Pull each line holding "icon" out of the entries below.

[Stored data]
■ ■ ■ ■

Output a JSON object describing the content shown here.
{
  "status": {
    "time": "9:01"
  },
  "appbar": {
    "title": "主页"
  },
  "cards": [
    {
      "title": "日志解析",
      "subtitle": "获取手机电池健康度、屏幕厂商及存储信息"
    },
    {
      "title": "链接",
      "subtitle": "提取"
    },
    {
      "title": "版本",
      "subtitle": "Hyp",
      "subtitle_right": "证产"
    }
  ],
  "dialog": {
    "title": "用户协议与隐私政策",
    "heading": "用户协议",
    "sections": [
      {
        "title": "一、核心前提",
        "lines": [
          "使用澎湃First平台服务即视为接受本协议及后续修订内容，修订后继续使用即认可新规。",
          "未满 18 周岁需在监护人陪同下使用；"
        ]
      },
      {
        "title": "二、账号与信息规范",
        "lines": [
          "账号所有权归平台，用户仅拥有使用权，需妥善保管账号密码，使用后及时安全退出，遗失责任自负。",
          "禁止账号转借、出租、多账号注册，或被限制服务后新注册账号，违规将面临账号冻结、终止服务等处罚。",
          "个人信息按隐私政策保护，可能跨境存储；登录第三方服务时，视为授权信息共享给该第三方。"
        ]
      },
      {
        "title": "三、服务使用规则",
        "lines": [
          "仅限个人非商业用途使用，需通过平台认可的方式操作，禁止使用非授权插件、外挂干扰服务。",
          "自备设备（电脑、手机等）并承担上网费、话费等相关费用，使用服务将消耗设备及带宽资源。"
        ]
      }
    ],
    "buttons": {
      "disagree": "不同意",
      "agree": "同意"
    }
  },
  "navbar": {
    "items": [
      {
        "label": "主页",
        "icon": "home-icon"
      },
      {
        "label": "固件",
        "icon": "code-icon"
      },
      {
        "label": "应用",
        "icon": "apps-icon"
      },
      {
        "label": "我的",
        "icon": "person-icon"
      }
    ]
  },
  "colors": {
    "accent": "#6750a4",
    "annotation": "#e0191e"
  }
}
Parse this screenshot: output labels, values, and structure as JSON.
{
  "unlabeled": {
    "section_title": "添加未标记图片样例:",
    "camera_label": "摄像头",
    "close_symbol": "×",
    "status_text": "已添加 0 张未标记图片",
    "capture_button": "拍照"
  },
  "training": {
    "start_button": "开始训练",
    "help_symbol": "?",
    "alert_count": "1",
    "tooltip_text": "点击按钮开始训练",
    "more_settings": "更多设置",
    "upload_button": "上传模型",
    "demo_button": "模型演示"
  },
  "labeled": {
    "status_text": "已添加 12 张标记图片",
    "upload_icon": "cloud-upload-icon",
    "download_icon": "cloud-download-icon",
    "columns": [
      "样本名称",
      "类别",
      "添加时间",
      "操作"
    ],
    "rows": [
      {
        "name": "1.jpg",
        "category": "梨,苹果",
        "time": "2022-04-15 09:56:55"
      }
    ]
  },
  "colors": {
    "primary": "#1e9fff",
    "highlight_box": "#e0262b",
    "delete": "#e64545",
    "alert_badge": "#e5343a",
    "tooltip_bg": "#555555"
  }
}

■ ■ ■ ■

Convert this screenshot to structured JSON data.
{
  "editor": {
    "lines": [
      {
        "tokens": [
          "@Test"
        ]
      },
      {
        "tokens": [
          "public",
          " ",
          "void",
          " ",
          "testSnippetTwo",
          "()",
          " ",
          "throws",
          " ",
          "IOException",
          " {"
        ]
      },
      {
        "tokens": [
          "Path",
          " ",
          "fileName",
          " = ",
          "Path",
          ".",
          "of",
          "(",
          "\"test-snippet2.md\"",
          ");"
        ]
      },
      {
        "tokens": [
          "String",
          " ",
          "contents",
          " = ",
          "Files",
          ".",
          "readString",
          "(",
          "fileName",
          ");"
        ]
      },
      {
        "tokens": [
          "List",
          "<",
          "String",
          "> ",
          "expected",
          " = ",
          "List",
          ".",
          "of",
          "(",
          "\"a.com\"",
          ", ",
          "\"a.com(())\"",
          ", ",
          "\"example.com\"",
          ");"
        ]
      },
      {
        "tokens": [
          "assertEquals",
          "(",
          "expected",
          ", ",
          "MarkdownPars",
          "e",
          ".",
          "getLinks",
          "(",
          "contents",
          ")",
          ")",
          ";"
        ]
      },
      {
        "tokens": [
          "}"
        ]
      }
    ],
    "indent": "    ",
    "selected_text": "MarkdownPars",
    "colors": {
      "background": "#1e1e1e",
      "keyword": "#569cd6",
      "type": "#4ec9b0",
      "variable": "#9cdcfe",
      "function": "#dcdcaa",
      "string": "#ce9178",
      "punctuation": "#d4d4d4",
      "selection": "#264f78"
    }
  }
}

■ ■ ■ ■

▸ Correct response:
        "icon": "home-icon"
        "icon": "code-icon"
        "icon": "apps-icon"
        "icon": "person-icon"
    "upload_icon": "cloud-upload-icon",
    "download_icon": "cloud-download-icon",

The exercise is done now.